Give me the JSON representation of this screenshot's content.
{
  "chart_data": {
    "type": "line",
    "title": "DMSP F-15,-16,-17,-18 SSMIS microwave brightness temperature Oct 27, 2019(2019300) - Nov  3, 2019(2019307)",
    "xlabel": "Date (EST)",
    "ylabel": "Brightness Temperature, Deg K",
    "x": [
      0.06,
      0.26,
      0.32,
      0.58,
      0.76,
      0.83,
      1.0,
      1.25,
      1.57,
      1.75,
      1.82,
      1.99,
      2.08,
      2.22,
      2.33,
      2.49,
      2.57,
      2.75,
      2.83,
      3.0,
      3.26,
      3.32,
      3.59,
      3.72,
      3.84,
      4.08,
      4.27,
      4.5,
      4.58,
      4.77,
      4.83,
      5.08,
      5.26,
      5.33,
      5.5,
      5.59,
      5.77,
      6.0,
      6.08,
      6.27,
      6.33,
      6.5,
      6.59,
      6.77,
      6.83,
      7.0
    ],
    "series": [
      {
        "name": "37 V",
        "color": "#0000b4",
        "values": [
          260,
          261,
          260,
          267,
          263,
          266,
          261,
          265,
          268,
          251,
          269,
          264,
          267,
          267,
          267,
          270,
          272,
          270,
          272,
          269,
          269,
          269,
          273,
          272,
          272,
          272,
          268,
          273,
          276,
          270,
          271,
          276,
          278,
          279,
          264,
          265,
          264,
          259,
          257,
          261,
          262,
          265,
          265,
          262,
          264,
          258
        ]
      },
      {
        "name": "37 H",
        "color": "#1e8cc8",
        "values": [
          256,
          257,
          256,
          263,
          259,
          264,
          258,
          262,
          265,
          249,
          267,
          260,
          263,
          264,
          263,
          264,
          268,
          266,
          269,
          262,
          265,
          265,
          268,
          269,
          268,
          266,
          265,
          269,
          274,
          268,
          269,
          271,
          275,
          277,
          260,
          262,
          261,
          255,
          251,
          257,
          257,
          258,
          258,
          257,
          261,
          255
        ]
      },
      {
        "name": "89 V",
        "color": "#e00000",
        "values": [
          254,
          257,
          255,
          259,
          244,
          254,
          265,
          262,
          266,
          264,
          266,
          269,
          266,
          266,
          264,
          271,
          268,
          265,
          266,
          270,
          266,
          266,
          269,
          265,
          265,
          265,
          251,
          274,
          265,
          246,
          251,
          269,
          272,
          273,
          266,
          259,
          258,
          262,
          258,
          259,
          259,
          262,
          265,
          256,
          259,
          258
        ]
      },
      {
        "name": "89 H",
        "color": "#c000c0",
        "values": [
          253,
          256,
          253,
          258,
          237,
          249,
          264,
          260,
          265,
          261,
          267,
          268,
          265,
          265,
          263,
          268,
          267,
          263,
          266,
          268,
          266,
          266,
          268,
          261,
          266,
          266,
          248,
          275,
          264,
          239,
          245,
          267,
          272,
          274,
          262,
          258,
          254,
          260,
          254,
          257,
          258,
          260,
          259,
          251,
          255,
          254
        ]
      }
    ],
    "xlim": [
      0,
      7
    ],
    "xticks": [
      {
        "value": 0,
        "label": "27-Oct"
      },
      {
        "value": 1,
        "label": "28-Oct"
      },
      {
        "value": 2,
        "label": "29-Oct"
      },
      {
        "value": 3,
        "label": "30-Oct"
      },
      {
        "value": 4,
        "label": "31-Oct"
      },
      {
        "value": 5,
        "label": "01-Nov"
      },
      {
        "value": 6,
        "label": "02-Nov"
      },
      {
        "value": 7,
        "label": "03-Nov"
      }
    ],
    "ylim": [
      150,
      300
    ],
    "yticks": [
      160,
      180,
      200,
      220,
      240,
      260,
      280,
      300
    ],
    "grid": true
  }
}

TASK REQUIREMENTS> Set down the material above again, word for word.

THE REPLY>
Give me the JSON representation of this screenshot's content.
{
  "chart_data": {
    "type": "line",
    "title": "DMSP F-15,-16,-17,-18 SSMIS microwave brightness temperature Oct 27, 2019(2019300) - Nov  3, 2019(2019307)",
    "xlabel": "Date (EST)",
    "ylabel": "Brightness Temperature, Deg K",
    "x": [
      0.06,
      0.26,
      0.32,
      0.58,
      0.76,
      0.83,
      1.0,
      1.25,
      1.57,
      1.75,
      1.82,
      1.99,
      2.08,
      2.22,
      2.33,
      2.49,
      2.57,
      2.75,
      2.83,
      3.0,
      3.26,
      3.32,
      3.59,
      3.72,
      3.84,
      4.08,
      4.27,
      4.5,
      4.58,
      4.77,
      4.83,
      5.08,
      5.26,
      5.33,
      5.5,
      5.59,
      5.77,
      6.0,
      6.08,
      6.27,
      6.33,
      6.5,
      6.59,
      6.77,
      6.83,
      7.0
    ],
    "series": [
      {
        "name": "37 V",
        "color": "#0000b4",
        "values": [
          260,
          261,
          260,
          267,
          263,
          266,
          261,
          265,
          268,
          251,
          269,
          264,
          267,
          267,
          267,
          270,
          272,
          270,
          272,
          269,
          269,
          269,
          273,
          272,
          272,
          272,
          268,
          273,
          276,
          270,
          271,
          276,
          278,
          279,
          264,
          265,
          264,
          259,
          257,
          261,
          262,
          265,
          265,
          262,
          264,
          258
        ]
      },
      {
        "name": "37 H",
        "color": "#1e8cc8",
        "values": [
          256,
          257,
          256,
          263,
          259,
          264,
          258,
          262,
          265,
          249,
          267,
          260,
          263,
          264,
          263,
          264,
          268,
          266,
          269,
          262,
          265,
          265,
          268,
          269,
          268,
          266,
          265,
          269,
          274,
          268,
          269,
          271,
          275,
          277,
          260,
          262,
          261,
          255,
          251,
          257,
          257,
          258,
          258,
          257,
          261,
          255
        ]
      },
      {
        "name": "89 V",
        "color": "#e00000",
        "values": [
          254,
          257,
          255,
          259,
          244,
          254,
          265,
          262,
          266,
          264,
          266,
          269,
          266,
          266,
          264,
          271,
          268,
          265,
          266,
          270,
          266,
          266,
          269,
          265,
          265,
          265,
          251,
          274,
          265,
          246,
          251,
          269,
          272,
          273,
          266,
          259,
          258,
          262,
          258,
          259,
          259,
          262,
          265,
          256,
          259,
          258
        ]
      },
      {
        "name": "89 H",
        "color": "#c000c0",
        "values": [
          253,
          256,
          253,
          258,
          237,
          249,
          264,
          260,
          265,
          261,
          267,
          268,
          265,
          265,
          263,
          268,
          267,
          263,
          266,
          268,
          266,
          266,
          268,
          261,
          266,
          266,
          248,
          275,
          264,
          239,
          245,
          267,
          272,
          274,
          262,
          258,
          254,
          260,
          254,
          257,
          258,
          260,
          259,
          251,
          255,
          254
        ]
      }
    ],
    "xlim": [
      0,
      7
    ],
    "xticks": [
      {
        "value": 0,
        "label": "27-Oct"
      },
      {
        "value": 1,
        "label": "28-Oct"
      },
      {
        "value": 2,
        "label": "29-Oct"
      },
      {
        "value": 3,
        "label": "30-Oct"
      },
      {
        "value": 4,
        "label": "31-Oct"
      },
      {
        "value": 5,
        "label": "01-Nov"
      },
      {
        "value": 6,
        "label": "02-Nov"
      },
      {
        "value": 7,
        "label": "03-Nov"
      }
    ],
    "ylim": [
      150,
      300
    ],
    "yticks": [
      160,
      180,
      200,
      220,
      240,
      260,
      280,
      300
    ],
    "grid": true
  }
}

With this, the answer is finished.